**Provided data**
** START **
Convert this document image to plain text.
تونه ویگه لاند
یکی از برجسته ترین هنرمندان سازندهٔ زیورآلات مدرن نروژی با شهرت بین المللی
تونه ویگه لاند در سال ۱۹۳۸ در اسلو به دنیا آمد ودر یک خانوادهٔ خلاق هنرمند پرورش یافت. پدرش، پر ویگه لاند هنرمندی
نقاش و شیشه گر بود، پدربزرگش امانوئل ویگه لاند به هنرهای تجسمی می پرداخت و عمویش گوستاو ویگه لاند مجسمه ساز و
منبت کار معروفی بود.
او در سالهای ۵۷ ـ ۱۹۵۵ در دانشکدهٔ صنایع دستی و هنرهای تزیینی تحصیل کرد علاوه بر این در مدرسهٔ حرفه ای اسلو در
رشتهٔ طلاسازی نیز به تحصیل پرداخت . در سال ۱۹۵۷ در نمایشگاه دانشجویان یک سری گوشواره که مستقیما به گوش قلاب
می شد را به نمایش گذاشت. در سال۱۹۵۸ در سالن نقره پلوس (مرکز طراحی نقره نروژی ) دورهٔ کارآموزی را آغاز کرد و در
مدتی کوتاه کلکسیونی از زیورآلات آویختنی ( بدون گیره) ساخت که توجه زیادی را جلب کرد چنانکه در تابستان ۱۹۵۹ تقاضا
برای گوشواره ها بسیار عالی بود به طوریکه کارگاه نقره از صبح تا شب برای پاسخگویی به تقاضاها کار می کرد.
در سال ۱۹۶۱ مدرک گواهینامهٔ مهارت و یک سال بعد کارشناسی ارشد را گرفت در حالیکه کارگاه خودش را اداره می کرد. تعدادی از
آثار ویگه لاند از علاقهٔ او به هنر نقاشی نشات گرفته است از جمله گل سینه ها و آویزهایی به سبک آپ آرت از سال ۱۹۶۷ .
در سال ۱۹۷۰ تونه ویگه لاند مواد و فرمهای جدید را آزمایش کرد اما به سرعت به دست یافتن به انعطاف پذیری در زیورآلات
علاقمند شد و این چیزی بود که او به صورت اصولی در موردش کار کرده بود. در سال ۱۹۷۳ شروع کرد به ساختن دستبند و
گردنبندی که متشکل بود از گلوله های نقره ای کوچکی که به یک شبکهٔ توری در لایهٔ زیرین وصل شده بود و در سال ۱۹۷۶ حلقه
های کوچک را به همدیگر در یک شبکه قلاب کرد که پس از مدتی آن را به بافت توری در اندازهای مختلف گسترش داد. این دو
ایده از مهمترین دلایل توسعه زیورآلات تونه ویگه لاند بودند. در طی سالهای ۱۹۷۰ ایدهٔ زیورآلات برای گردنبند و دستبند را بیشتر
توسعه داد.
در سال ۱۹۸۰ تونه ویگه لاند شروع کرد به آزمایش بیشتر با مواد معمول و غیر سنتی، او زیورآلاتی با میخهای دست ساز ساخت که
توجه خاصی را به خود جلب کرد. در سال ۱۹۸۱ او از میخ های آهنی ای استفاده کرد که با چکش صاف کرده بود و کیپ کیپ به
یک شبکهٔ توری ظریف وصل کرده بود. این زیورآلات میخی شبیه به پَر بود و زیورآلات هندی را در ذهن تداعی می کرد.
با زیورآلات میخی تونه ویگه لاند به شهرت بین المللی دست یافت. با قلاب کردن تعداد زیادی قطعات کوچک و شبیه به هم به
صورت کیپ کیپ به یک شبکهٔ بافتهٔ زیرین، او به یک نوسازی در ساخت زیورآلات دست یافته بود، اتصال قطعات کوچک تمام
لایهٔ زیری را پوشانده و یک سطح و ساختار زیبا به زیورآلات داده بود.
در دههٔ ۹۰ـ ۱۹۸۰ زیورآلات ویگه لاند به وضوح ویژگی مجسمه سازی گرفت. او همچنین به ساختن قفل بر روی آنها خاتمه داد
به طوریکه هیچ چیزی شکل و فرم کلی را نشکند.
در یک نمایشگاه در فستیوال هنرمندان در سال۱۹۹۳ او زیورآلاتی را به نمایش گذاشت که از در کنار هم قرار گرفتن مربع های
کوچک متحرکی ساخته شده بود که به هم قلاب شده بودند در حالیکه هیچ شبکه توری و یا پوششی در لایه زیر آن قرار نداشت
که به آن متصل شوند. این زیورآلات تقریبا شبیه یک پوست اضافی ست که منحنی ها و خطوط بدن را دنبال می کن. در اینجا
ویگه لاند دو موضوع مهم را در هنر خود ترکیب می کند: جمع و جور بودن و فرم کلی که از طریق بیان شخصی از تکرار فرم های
** END **
**What you are asked to do**
Go through the listing above line by line and say how many lines hold the word "آزمایش". Reply with that number only.

**Complete output**
2